— Begin —

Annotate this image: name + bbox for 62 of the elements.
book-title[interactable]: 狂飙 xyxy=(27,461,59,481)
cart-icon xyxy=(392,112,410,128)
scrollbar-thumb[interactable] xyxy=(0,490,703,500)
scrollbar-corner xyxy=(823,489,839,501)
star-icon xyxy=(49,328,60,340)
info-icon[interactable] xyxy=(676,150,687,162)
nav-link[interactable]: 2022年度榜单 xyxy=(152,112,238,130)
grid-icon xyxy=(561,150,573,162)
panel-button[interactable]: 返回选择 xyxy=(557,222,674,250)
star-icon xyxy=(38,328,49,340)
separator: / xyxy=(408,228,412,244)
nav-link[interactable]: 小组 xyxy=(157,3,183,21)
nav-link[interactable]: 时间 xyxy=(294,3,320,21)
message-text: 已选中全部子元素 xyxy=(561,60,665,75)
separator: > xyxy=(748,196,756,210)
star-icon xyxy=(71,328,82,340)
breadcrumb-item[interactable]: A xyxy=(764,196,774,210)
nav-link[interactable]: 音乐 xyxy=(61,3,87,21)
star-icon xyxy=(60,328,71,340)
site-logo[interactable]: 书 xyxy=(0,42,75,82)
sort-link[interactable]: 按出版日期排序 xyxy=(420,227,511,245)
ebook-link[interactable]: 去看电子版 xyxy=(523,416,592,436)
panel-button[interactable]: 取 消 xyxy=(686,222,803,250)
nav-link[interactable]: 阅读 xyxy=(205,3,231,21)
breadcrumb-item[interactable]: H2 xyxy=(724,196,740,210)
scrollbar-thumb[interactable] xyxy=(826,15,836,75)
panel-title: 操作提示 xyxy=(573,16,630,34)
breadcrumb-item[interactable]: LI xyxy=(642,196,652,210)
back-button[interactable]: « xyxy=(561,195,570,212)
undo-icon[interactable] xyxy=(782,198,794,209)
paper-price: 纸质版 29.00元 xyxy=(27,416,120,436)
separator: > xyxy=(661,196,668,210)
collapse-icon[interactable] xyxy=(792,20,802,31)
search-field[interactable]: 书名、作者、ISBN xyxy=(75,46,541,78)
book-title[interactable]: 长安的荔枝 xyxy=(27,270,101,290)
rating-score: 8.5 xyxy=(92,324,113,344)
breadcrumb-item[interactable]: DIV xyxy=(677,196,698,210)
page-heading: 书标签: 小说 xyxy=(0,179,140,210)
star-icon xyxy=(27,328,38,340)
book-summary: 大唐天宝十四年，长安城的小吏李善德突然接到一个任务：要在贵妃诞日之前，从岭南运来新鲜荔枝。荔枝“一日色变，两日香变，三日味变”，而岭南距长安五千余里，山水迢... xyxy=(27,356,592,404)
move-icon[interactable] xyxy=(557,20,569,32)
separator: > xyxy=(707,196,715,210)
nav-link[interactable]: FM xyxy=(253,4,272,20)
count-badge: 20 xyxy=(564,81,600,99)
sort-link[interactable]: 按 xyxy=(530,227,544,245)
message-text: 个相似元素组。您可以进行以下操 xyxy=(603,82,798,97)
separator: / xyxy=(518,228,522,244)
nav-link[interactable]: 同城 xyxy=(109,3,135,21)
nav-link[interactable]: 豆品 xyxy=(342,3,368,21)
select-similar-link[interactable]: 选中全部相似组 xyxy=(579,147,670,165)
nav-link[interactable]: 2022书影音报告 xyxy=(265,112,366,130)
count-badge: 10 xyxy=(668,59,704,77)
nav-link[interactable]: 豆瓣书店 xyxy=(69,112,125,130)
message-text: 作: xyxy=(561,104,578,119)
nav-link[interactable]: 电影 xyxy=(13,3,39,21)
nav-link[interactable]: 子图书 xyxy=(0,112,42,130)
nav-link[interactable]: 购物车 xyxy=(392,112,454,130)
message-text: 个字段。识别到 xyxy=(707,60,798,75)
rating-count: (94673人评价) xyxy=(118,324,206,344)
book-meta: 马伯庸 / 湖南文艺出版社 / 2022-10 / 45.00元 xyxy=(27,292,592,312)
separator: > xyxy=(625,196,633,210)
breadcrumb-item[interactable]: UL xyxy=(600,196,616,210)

— End —

* WHAT THIS TASK INVOLVES
Reproduce all of the material above line for line, without any changes.

* WRITTEN RESPONSE
Annotate this image: name + bbox for 62 of the elements.
book-title[interactable]: 狂飙 xyxy=(27,461,59,481)
cart-icon xyxy=(392,112,410,128)
scrollbar-thumb[interactable] xyxy=(0,490,703,500)
scrollbar-corner xyxy=(823,489,839,501)
star-icon xyxy=(49,328,60,340)
info-icon[interactable] xyxy=(676,150,687,162)
nav-link[interactable]: 2022年度榜单 xyxy=(152,112,238,130)
grid-icon xyxy=(561,150,573,162)
panel-button[interactable]: 返回选择 xyxy=(557,222,674,250)
star-icon xyxy=(38,328,49,340)
separator: / xyxy=(408,228,412,244)
nav-link[interactable]: 小组 xyxy=(157,3,183,21)
nav-link[interactable]: 时间 xyxy=(294,3,320,21)
message-text: 已选中全部子元素 xyxy=(561,60,665,75)
separator: > xyxy=(748,196,756,210)
star-icon xyxy=(71,328,82,340)
breadcrumb-item[interactable]: A xyxy=(764,196,774,210)
nav-link[interactable]: 音乐 xyxy=(61,3,87,21)
star-icon xyxy=(60,328,71,340)
site-logo[interactable]: 书 xyxy=(0,42,75,82)
sort-link[interactable]: 按出版日期排序 xyxy=(420,227,511,245)
ebook-link[interactable]: 去看电子版 xyxy=(523,416,592,436)
panel-button[interactable]: 取 消 xyxy=(686,222,803,250)
nav-link[interactable]: 阅读 xyxy=(205,3,231,21)
breadcrumb-item[interactable]: H2 xyxy=(724,196,740,210)
scrollbar-thumb[interactable] xyxy=(826,15,836,75)
panel-title: 操作提示 xyxy=(573,16,630,34)
breadcrumb-item[interactable]: LI xyxy=(642,196,652,210)
back-button[interactable]: « xyxy=(561,195,570,212)
undo-icon[interactable] xyxy=(782,198,794,209)
paper-price: 纸质版 29.00元 xyxy=(27,416,120,436)
separator: > xyxy=(661,196,668,210)
collapse-icon[interactable] xyxy=(792,20,802,31)
search-field[interactable]: 书名、作者、ISBN xyxy=(75,46,541,78)
book-title[interactable]: 长安的荔枝 xyxy=(27,270,101,290)
rating-score: 8.5 xyxy=(92,324,113,344)
breadcrumb-item[interactable]: DIV xyxy=(677,196,698,210)
page-heading: 书标签: 小说 xyxy=(0,179,140,210)
star-icon xyxy=(27,328,38,340)
book-summary: 大唐天宝十四年，长安城的小吏李善德突然接到一个任务：要在贵妃诞日之前，从岭南运来新鲜荔枝。荔枝“一日色变，两日香变，三日味变”，而岭南距长安五千余里，山水迢... xyxy=(27,356,592,404)
move-icon[interactable] xyxy=(557,20,569,32)
separator: > xyxy=(707,196,715,210)
nav-link[interactable]: FM xyxy=(253,4,272,20)
count-badge: 20 xyxy=(564,81,600,99)
sort-link[interactable]: 按 xyxy=(530,227,544,245)
message-text: 个相似元素组。您可以进行以下操 xyxy=(603,82,798,97)
separator: / xyxy=(518,228,522,244)
nav-link[interactable]: 同城 xyxy=(109,3,135,21)
nav-link[interactable]: 豆品 xyxy=(342,3,368,21)
select-similar-link[interactable]: 选中全部相似组 xyxy=(579,147,670,165)
nav-link[interactable]: 2022书影音报告 xyxy=(265,112,366,130)
count-badge: 10 xyxy=(668,59,704,77)
nav-link[interactable]: 豆瓣书店 xyxy=(69,112,125,130)
message-text: 作: xyxy=(561,104,578,119)
nav-link[interactable]: 电影 xyxy=(13,3,39,21)
nav-link[interactable]: 子图书 xyxy=(0,112,42,130)
nav-link[interactable]: 购物车 xyxy=(392,112,454,130)
message-text: 个字段。识别到 xyxy=(707,60,798,75)
rating-count: (94673人评价) xyxy=(118,324,206,344)
book-meta: 马伯庸 / 湖南文艺出版社 / 2022-10 / 45.00元 xyxy=(27,292,592,312)
separator: > xyxy=(625,196,633,210)
breadcrumb-item[interactable]: UL xyxy=(600,196,616,210)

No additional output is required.